| WHAT YOU HAVE TO DO |
Check every line of the entries below for the word "comments", and copy the ones that have it.

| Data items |
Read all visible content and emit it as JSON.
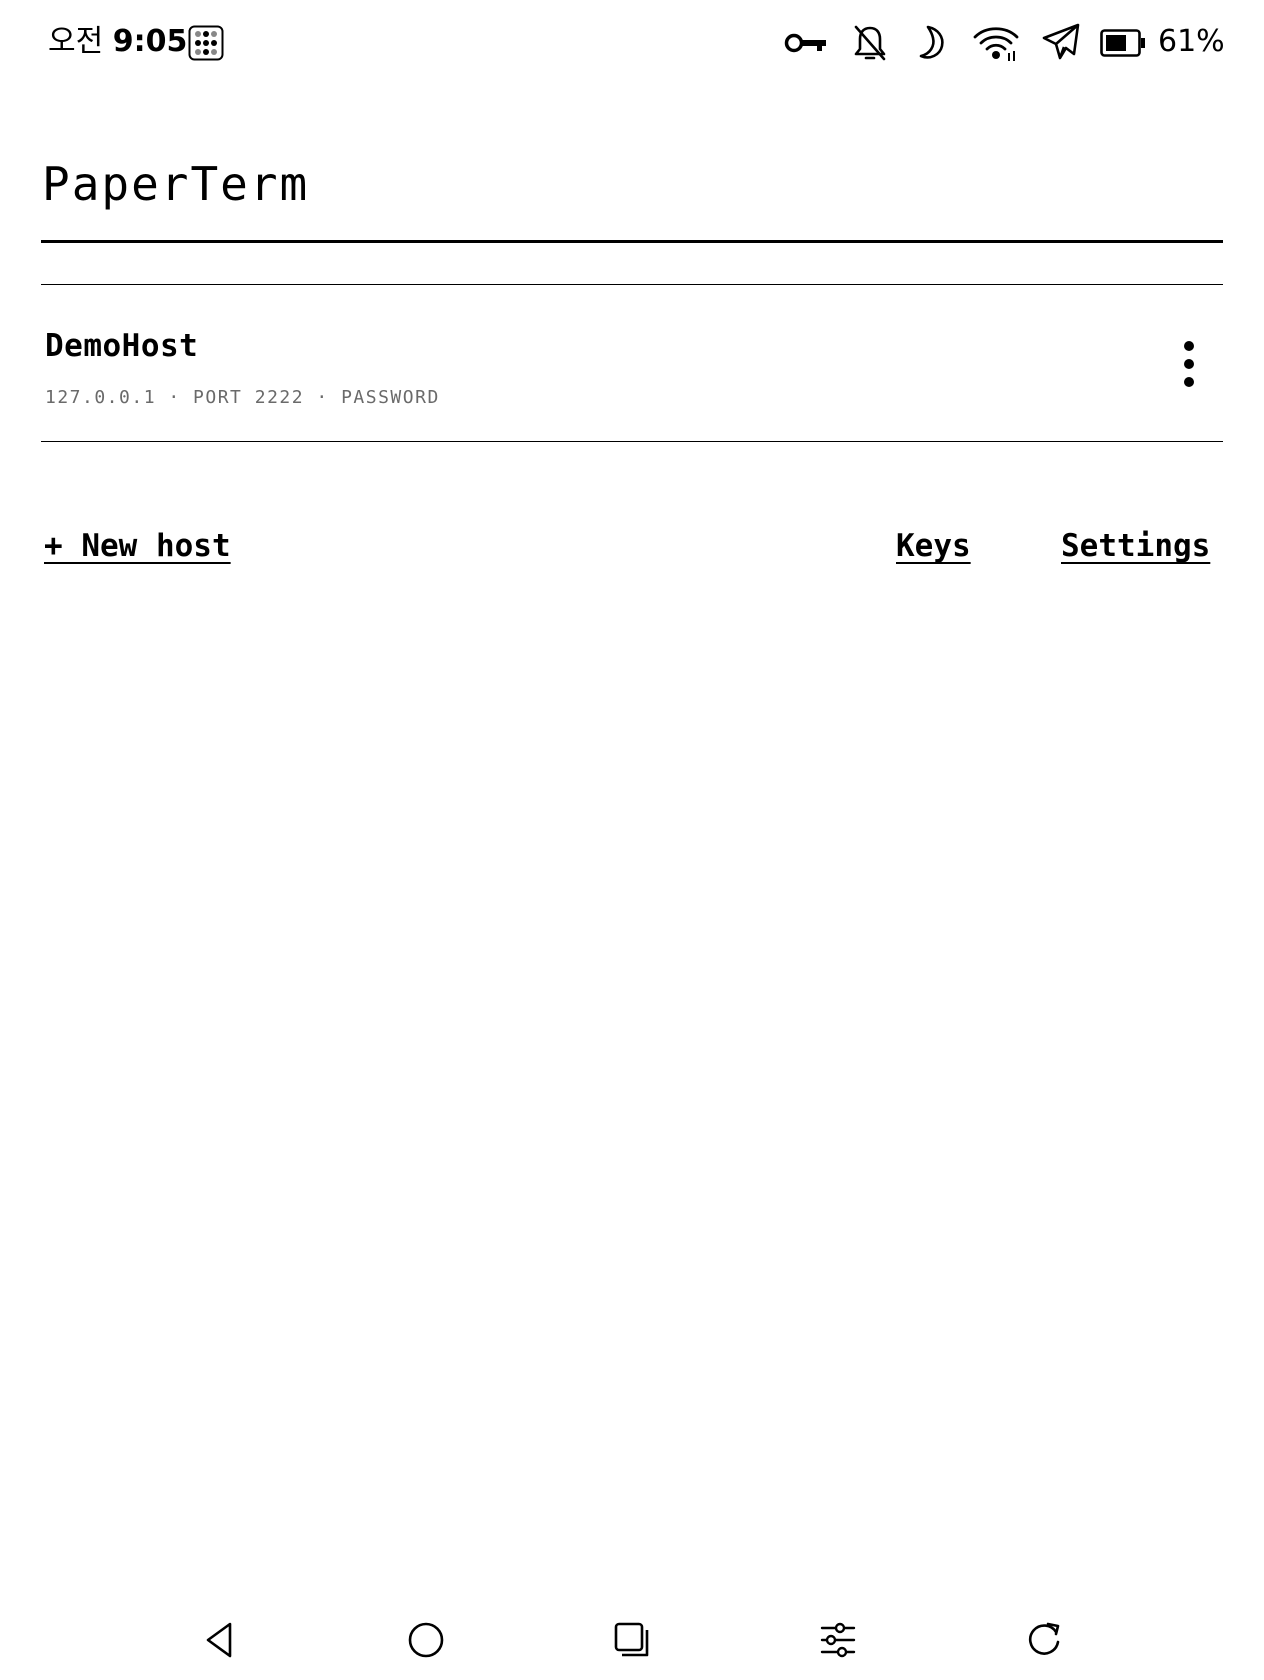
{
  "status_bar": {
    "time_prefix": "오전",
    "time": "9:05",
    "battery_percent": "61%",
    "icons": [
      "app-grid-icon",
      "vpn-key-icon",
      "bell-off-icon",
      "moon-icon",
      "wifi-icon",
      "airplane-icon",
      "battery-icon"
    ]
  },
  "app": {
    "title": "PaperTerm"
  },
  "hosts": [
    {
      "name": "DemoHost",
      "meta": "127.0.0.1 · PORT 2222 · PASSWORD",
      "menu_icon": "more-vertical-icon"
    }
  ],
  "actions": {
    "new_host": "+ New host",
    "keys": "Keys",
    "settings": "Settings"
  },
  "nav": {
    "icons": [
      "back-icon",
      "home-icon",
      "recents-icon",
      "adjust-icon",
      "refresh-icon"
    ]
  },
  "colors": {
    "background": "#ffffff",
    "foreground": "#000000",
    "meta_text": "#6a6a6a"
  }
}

--

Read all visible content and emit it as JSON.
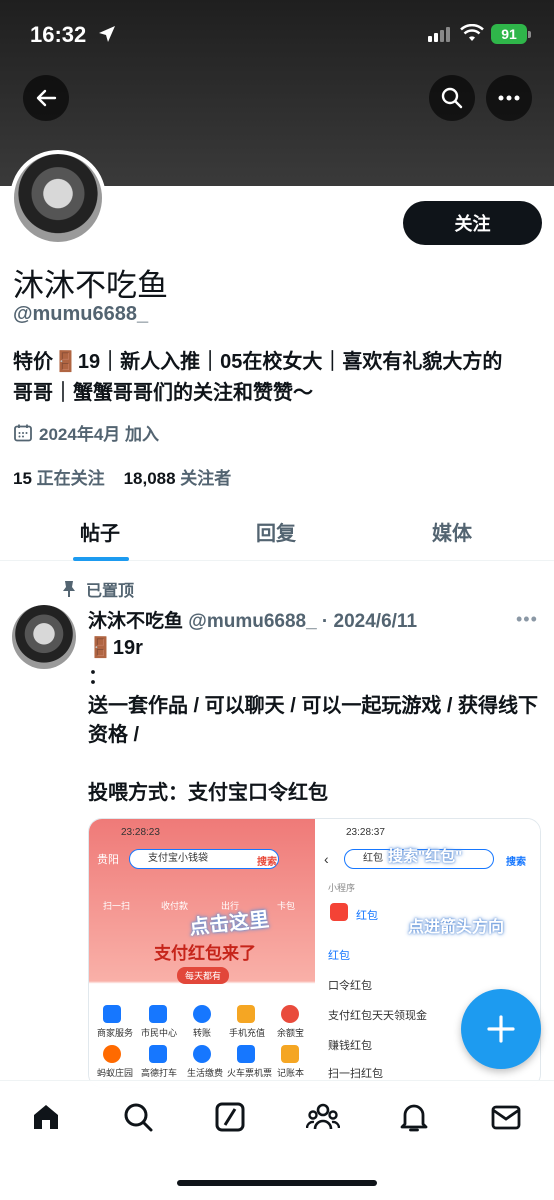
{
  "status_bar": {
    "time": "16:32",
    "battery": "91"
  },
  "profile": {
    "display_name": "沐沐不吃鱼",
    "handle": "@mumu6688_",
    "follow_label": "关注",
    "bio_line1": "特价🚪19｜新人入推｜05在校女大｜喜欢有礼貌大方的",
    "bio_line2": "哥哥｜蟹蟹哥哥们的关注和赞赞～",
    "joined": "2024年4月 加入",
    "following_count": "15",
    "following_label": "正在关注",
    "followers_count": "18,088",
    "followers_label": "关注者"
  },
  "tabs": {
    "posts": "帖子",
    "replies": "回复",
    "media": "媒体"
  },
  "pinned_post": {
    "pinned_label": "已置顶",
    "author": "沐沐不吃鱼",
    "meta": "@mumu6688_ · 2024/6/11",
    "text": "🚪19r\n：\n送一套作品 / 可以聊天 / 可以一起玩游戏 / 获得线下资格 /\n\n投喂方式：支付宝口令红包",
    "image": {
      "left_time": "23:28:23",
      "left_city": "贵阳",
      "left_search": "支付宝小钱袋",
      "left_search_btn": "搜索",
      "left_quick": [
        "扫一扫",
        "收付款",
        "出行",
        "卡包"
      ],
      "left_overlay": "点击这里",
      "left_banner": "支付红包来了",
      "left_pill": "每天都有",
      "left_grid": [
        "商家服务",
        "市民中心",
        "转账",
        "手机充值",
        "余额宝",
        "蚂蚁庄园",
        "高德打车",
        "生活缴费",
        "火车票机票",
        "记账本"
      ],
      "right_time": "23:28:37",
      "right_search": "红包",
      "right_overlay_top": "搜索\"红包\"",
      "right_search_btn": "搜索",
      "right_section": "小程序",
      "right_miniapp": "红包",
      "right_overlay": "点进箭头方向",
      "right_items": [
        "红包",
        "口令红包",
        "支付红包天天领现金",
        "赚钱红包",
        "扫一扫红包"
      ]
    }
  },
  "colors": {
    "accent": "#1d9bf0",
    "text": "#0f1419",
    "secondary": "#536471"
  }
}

==

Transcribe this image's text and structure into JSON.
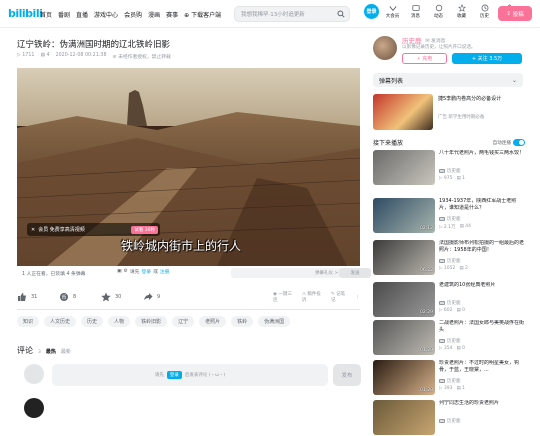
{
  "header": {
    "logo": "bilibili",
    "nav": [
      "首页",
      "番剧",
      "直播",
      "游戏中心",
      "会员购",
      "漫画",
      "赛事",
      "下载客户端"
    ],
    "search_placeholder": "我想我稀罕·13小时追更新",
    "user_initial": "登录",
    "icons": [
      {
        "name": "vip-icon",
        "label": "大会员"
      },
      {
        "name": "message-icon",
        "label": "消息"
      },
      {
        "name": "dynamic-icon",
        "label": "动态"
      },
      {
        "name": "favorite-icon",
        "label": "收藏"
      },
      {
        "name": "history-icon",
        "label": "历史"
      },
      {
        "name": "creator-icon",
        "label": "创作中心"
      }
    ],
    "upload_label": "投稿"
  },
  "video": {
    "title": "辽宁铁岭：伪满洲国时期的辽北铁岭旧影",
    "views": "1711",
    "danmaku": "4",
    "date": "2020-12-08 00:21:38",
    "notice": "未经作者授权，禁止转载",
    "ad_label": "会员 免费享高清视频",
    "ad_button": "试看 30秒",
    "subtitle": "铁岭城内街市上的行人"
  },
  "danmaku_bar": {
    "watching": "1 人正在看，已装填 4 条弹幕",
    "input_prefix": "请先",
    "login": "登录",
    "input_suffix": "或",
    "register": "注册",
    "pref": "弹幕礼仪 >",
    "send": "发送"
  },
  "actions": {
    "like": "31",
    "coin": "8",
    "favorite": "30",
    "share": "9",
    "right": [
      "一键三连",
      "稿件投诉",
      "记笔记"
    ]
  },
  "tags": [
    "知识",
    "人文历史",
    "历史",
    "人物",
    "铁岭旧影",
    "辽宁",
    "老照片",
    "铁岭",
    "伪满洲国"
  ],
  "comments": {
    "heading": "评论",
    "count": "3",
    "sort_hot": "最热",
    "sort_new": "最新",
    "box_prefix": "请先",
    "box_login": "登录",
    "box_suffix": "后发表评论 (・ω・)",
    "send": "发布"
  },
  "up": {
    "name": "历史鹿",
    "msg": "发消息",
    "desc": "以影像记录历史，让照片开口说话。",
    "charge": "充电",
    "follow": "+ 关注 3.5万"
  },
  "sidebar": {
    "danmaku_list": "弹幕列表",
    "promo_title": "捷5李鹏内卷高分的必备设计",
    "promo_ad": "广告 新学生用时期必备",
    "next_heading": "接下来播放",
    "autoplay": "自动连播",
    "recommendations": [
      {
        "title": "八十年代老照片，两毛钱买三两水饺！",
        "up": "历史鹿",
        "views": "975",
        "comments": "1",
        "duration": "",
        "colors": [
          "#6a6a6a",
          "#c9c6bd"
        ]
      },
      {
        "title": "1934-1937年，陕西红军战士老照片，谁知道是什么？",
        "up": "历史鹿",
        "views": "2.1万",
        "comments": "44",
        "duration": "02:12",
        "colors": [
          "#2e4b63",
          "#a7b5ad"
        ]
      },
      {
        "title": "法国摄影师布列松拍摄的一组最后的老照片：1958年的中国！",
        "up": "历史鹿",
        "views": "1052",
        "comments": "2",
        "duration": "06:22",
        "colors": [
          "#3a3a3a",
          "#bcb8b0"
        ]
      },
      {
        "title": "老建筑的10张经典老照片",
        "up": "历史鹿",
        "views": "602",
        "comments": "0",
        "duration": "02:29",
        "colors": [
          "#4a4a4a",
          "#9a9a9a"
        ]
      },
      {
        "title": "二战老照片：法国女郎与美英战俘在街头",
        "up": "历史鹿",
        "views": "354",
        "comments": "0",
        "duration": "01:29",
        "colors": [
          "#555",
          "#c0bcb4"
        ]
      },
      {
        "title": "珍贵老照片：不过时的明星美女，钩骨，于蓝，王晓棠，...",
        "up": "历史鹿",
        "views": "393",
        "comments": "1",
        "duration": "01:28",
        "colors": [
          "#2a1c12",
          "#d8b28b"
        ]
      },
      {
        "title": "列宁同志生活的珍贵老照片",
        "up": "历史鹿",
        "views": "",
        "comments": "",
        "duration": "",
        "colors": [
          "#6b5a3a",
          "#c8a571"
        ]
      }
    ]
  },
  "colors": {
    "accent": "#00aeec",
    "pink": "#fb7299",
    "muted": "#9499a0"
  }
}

| OUTPUT FOR THIS TASK |
  "comments": {
        "comments": "1",
        "comments": "44",
        "comments": "2",
        "comments": "0",
        "comments": "0",
        "comments": "1",
        "comments": "",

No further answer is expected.